### Stated task
Copy down all of the data underneath, exactly as shown.

-- BEGIN --

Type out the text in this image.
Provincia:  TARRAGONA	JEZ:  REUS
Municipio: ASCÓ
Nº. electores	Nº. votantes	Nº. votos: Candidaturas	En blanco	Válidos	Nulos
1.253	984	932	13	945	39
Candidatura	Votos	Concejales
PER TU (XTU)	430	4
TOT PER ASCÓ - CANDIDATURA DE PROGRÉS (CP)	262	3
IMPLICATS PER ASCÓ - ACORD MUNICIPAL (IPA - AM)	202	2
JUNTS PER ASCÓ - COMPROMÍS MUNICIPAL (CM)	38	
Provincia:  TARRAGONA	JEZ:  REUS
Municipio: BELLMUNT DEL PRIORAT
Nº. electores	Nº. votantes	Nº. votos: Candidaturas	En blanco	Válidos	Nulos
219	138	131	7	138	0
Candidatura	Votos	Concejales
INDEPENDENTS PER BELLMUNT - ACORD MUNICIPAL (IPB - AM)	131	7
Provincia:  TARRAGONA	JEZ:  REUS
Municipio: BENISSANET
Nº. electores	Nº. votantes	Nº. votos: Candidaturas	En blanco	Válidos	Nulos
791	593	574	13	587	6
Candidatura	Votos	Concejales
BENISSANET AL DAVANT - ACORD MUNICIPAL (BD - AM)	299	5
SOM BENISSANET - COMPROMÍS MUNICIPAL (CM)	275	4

-- END --

### Response to this exercise
Type out the text in this image.
Provincia:  TARRAGONA	JEZ:  REUS
Municipio: ASCÓ
Nº. electores	Nº. votantes	Nº. votos: Candidaturas	En blanco	Válidos	Nulos
1.253	984	932	13	945	39
Candidatura	Votos	Concejales
PER TU (XTU)	430	4
TOT PER ASCÓ - CANDIDATURA DE PROGRÉS (CP)	262	3
IMPLICATS PER ASCÓ - ACORD MUNICIPAL (IPA - AM)	202	2
JUNTS PER ASCÓ - COMPROMÍS MUNICIPAL (CM)	38	
Provincia:  TARRAGONA	JEZ:  REUS
Municipio: BELLMUNT DEL PRIORAT
Nº. electores	Nº. votantes	Nº. votos: Candidaturas	En blanco	Válidos	Nulos
219	138	131	7	138	0
Candidatura	Votos	Concejales
INDEPENDENTS PER BELLMUNT - ACORD MUNICIPAL (IPB - AM)	131	7
Provincia:  TARRAGONA	JEZ:  REUS
Municipio: BENISSANET
Nº. electores	Nº. votantes	Nº. votos: Candidaturas	En blanco	Válidos	Nulos
791	593	574	13	587	6
Candidatura	Votos	Concejales
BENISSANET AL DAVANT - ACORD MUNICIPAL (BD - AM)	299	5
SOM BENISSANET - COMPROMÍS MUNICIPAL (CM)	275	4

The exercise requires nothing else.